(Dataset entries on figures)

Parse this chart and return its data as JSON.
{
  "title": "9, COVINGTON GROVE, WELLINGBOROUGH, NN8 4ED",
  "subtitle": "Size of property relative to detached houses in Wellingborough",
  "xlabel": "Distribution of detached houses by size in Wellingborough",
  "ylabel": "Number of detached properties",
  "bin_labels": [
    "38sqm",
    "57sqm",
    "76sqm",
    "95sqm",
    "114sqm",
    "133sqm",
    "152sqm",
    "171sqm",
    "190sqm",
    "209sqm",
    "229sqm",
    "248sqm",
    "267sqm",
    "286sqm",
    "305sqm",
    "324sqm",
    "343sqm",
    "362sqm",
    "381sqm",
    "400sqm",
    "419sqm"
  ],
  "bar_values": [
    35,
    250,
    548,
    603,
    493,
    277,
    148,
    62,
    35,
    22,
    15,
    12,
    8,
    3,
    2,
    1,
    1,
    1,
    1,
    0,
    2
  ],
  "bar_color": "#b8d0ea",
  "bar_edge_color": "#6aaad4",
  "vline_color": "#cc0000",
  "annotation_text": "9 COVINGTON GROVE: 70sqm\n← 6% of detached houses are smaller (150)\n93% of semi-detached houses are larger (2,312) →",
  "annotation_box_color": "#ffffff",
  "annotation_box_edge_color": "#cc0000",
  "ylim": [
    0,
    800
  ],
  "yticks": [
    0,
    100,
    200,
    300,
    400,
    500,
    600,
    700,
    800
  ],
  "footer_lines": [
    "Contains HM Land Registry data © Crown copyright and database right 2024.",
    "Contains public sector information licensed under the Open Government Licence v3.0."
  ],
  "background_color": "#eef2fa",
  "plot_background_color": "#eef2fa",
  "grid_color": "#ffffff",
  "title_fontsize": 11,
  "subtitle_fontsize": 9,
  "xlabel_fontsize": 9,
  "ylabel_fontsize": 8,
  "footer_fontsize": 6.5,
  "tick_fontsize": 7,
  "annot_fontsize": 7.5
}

> Written instruction
Your task is to reproduce all of the records exactly.

> Worked answer
Parse this chart and return its data as JSON.
{
  "title": "9, COVINGTON GROVE, WELLINGBOROUGH, NN8 4ED",
  "subtitle": "Size of property relative to detached houses in Wellingborough",
  "xlabel": "Distribution of detached houses by size in Wellingborough",
  "ylabel": "Number of detached properties",
  "bin_labels": [
    "38sqm",
    "57sqm",
    "76sqm",
    "95sqm",
    "114sqm",
    "133sqm",
    "152sqm",
    "171sqm",
    "190sqm",
    "209sqm",
    "229sqm",
    "248sqm",
    "267sqm",
    "286sqm",
    "305sqm",
    "324sqm",
    "343sqm",
    "362sqm",
    "381sqm",
    "400sqm",
    "419sqm"
  ],
  "bar_values": [
    35,
    250,
    548,
    603,
    493,
    277,
    148,
    62,
    35,
    22,
    15,
    12,
    8,
    3,
    2,
    1,
    1,
    1,
    1,
    0,
    2
  ],
  "bar_color": "#b8d0ea",
  "bar_edge_color": "#6aaad4",
  "vline_color": "#cc0000",
  "annotation_text": "9 COVINGTON GROVE: 70sqm\n← 6% of detached houses are smaller (150)\n93% of semi-detached houses are larger (2,312) →",
  "annotation_box_color": "#ffffff",
  "annotation_box_edge_color": "#cc0000",
  "ylim": [
    0,
    800
  ],
  "yticks": [
    0,
    100,
    200,
    300,
    400,
    500,
    600,
    700,
    800
  ],
  "footer_lines": [
    "Contains HM Land Registry data © Crown copyright and database right 2024.",
    "Contains public sector information licensed under the Open Government Licence v3.0."
  ],
  "background_color": "#eef2fa",
  "plot_background_color": "#eef2fa",
  "grid_color": "#ffffff",
  "title_fontsize": 11,
  "subtitle_fontsize": 9,
  "xlabel_fontsize": 9,
  "ylabel_fontsize": 8,
  "footer_fontsize": 6.5,
  "tick_fontsize": 7,
  "annot_fontsize": 7.5
}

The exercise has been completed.